**Supplied data**.
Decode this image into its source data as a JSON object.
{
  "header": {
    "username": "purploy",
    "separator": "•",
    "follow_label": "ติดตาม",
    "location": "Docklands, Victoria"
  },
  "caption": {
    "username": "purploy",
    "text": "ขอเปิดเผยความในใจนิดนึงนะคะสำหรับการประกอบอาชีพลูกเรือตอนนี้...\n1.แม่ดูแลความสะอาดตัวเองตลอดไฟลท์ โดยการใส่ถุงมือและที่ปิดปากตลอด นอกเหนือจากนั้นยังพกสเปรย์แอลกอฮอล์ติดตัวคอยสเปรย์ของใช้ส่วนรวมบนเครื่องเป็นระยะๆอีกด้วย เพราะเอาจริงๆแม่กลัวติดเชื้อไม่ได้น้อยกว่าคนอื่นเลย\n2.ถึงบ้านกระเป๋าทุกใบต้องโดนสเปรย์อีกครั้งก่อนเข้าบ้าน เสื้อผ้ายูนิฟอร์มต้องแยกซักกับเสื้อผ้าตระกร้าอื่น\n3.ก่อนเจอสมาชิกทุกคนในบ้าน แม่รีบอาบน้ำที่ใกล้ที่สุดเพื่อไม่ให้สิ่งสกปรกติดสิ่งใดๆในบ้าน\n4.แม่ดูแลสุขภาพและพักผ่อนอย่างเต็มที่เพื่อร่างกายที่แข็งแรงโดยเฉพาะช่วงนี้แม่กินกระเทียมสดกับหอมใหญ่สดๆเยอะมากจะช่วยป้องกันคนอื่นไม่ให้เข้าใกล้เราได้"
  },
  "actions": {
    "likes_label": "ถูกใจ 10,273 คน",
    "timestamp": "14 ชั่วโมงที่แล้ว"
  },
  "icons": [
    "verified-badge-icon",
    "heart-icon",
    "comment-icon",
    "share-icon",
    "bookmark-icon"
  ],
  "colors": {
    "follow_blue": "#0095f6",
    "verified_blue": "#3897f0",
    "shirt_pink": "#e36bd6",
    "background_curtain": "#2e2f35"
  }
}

**What is expected**.
Every record above must be duplicated exactly.

**Task answer**.
Decode this image into its source data as a JSON object.
{
  "header": {
    "username": "purploy",
    "separator": "•",
    "follow_label": "ติดตาม",
    "location": "Docklands, Victoria"
  },
  "caption": {
    "username": "purploy",
    "text": "ขอเปิดเผยความในใจนิดนึงนะคะสำหรับการประกอบอาชีพลูกเรือตอนนี้...\n1.แม่ดูแลความสะอาดตัวเองตลอดไฟลท์ โดยการใส่ถุงมือและที่ปิดปากตลอด นอกเหนือจากนั้นยังพกสเปรย์แอลกอฮอล์ติดตัวคอยสเปรย์ของใช้ส่วนรวมบนเครื่องเป็นระยะๆอีกด้วย เพราะเอาจริงๆแม่กลัวติดเชื้อไม่ได้น้อยกว่าคนอื่นเลย\n2.ถึงบ้านกระเป๋าทุกใบต้องโดนสเปรย์อีกครั้งก่อนเข้าบ้าน เสื้อผ้ายูนิฟอร์มต้องแยกซักกับเสื้อผ้าตระกร้าอื่น\n3.ก่อนเจอสมาชิกทุกคนในบ้าน แม่รีบอาบน้ำที่ใกล้ที่สุดเพื่อไม่ให้สิ่งสกปรกติดสิ่งใดๆในบ้าน\n4.แม่ดูแลสุขภาพและพักผ่อนอย่างเต็มที่เพื่อร่างกายที่แข็งแรงโดยเฉพาะช่วงนี้แม่กินกระเทียมสดกับหอมใหญ่สดๆเยอะมากจะช่วยป้องกันคนอื่นไม่ให้เข้าใกล้เราได้"
  },
  "actions": {
    "likes_label": "ถูกใจ 10,273 คน",
    "timestamp": "14 ชั่วโมงที่แล้ว"
  },
  "icons": [
    "verified-badge-icon",
    "heart-icon",
    "comment-icon",
    "share-icon",
    "bookmark-icon"
  ],
  "colors": {
    "follow_blue": "#0095f6",
    "verified_blue": "#3897f0",
    "shirt_pink": "#e36bd6",
    "background_curtain": "#2e2f35"
  }
}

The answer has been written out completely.